Problem description: Wherever the word "this" appears in a line, copy that line.

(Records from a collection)
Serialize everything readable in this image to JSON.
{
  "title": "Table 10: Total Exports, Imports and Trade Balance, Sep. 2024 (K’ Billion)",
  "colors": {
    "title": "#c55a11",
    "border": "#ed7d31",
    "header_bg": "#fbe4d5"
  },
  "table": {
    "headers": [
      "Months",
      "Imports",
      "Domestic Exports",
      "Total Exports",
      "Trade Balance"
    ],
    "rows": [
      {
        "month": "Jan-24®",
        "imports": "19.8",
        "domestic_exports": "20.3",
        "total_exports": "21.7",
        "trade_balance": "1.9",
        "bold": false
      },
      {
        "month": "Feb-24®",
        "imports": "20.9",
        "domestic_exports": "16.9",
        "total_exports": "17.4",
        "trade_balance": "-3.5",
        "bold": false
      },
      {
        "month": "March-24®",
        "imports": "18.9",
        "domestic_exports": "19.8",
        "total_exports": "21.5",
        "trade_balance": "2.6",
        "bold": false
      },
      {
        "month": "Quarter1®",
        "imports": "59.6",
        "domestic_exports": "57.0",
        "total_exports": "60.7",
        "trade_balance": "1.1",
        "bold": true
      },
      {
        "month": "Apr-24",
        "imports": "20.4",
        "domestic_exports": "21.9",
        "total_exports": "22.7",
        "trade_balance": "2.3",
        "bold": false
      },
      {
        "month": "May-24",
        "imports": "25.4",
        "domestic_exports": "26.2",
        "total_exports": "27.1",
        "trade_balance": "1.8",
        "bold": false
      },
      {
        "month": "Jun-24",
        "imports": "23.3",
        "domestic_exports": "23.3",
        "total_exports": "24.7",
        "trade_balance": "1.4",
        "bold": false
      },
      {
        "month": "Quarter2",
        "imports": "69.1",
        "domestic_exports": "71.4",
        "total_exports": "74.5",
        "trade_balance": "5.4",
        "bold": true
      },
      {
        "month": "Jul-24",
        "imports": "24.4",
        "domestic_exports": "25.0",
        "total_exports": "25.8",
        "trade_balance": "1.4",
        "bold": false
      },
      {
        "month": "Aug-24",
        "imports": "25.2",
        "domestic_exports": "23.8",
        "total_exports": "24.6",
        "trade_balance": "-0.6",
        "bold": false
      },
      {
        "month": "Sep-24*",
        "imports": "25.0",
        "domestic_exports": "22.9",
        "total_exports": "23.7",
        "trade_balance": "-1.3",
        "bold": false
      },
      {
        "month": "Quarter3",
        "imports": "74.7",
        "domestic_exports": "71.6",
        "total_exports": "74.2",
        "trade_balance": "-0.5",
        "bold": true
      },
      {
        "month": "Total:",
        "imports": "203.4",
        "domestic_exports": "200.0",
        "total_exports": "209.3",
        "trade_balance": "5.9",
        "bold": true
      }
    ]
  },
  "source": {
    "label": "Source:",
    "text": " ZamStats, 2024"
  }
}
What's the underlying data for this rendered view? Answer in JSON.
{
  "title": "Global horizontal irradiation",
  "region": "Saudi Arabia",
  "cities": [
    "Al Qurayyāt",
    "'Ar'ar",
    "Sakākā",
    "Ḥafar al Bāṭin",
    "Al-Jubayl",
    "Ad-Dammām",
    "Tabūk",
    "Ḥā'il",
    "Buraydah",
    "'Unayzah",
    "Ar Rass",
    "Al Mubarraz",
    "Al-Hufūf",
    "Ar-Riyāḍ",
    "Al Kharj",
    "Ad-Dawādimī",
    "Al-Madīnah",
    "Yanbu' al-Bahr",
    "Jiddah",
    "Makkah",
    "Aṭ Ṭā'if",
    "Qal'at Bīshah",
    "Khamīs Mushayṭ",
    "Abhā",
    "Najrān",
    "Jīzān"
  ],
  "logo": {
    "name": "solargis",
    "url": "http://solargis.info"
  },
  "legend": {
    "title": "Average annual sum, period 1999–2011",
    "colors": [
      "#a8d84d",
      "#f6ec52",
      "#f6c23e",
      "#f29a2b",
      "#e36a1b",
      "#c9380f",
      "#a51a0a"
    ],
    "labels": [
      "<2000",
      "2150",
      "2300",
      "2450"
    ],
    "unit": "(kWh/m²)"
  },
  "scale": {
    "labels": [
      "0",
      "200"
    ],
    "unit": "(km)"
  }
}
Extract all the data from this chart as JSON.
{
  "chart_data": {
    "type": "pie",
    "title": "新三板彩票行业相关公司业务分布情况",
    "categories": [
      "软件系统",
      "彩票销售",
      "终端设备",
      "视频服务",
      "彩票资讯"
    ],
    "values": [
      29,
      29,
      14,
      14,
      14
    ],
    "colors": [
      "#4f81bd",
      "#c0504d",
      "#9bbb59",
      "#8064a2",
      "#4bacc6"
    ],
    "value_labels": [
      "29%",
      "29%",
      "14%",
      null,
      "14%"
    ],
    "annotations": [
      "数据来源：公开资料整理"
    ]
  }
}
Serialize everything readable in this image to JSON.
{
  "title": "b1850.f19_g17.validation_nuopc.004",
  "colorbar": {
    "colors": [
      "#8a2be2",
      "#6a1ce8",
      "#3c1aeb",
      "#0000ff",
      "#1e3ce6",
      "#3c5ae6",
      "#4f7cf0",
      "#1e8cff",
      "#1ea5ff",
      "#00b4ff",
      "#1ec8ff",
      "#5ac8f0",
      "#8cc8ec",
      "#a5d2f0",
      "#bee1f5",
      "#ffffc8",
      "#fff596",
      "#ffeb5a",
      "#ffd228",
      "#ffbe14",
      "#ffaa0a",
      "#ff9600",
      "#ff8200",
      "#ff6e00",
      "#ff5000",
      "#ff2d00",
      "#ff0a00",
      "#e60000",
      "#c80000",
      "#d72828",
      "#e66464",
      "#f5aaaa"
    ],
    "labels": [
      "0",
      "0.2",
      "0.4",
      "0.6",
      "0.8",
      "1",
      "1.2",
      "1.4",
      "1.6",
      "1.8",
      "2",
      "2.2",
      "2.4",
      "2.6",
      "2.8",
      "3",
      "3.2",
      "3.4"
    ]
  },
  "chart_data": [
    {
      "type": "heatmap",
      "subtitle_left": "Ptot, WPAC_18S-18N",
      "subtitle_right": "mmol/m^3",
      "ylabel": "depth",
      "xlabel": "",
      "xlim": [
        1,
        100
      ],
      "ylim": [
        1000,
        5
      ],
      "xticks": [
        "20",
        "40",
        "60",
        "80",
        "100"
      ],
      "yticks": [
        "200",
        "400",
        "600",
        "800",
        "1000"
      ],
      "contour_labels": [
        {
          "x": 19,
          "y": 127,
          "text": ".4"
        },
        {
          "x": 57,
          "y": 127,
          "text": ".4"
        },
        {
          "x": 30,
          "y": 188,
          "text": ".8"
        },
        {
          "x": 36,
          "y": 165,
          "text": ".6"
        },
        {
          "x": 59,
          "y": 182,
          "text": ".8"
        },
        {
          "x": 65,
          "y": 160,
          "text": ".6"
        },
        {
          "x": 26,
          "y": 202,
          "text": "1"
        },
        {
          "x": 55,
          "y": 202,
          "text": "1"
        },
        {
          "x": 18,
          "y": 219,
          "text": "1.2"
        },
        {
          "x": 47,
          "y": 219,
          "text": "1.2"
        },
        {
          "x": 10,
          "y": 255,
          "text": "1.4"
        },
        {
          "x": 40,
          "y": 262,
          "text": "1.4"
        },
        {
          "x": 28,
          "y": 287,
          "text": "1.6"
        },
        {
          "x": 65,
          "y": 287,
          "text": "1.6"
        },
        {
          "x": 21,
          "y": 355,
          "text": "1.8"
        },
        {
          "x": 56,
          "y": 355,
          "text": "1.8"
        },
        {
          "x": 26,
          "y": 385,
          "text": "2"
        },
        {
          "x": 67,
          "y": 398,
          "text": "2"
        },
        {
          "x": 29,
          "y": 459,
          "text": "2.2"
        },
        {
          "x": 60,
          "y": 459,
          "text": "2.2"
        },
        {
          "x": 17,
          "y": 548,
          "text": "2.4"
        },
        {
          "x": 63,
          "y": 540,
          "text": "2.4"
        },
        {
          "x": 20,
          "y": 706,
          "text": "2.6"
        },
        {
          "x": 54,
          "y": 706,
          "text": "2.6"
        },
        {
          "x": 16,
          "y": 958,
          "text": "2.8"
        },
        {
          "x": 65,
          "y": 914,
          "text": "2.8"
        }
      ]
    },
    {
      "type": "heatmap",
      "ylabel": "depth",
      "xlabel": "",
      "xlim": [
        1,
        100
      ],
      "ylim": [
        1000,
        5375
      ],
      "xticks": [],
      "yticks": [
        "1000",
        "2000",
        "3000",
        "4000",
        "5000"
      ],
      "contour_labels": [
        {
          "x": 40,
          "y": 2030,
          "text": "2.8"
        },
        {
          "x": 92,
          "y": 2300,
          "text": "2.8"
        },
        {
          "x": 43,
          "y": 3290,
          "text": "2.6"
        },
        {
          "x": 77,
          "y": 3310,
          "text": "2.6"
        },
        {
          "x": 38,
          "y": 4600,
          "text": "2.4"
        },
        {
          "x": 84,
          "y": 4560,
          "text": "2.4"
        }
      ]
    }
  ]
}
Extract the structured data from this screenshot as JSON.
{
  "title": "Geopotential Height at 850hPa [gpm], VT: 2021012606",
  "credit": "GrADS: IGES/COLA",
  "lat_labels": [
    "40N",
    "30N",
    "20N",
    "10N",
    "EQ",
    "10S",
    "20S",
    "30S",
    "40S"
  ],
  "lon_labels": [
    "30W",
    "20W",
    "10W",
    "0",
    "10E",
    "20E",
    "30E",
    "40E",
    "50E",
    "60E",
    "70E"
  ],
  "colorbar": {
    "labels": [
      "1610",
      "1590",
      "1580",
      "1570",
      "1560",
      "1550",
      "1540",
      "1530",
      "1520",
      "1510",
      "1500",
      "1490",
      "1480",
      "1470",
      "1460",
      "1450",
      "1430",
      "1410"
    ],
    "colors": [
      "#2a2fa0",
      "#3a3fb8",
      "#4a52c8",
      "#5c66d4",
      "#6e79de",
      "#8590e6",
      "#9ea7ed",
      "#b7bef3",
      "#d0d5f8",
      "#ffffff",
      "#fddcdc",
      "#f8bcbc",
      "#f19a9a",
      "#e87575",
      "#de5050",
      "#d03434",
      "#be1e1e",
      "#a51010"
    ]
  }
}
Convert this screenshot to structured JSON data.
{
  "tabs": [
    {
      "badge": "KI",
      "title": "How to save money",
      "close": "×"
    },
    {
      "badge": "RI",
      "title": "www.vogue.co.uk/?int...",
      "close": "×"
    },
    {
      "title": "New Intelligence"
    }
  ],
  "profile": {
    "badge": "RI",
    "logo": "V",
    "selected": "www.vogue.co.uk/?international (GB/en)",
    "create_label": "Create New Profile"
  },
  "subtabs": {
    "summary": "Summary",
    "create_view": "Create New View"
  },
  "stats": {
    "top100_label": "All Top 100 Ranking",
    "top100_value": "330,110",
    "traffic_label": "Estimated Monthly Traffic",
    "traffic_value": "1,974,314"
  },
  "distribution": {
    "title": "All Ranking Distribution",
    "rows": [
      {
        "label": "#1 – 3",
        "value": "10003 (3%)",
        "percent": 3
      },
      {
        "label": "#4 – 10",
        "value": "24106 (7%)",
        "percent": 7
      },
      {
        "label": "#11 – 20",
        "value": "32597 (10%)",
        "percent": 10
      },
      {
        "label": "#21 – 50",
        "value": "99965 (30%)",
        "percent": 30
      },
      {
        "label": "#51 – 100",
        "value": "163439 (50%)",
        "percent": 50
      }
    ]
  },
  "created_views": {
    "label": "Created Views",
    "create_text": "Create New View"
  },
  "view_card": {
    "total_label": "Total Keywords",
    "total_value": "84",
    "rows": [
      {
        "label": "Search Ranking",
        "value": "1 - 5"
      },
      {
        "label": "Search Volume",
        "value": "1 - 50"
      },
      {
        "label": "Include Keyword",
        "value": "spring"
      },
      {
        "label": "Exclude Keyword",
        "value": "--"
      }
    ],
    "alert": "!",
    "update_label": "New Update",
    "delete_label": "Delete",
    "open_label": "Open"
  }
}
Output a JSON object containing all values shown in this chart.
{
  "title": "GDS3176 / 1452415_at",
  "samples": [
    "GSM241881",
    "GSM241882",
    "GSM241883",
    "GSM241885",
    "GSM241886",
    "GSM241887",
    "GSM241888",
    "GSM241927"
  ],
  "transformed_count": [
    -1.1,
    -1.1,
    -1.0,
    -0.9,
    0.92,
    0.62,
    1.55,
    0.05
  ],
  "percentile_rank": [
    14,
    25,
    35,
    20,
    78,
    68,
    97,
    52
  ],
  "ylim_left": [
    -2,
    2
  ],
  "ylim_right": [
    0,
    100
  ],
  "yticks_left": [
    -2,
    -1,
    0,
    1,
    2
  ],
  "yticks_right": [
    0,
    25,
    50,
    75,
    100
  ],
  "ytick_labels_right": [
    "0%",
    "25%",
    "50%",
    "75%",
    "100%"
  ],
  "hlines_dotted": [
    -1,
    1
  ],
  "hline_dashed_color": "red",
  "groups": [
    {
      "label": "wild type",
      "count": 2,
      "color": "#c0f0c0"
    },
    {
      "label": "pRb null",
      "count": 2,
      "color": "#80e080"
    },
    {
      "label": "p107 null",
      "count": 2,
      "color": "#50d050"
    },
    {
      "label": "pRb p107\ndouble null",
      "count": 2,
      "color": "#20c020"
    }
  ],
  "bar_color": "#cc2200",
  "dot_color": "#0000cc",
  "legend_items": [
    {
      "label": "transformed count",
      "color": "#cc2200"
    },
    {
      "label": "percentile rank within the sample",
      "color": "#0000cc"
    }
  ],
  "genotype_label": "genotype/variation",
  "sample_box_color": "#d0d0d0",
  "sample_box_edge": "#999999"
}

Solution to the exercise:
Serialize everything readable in this image to JSON.
What's the underlying data for this rendered view? Answer in JSON.
Extract all the data from this chart as JSON.
Serialize everything readable in this image to JSON.
Extract the structured data from this screenshot as JSON.
Convert this screenshot to structured JSON data.
Output a JSON object containing all values shown in this chart.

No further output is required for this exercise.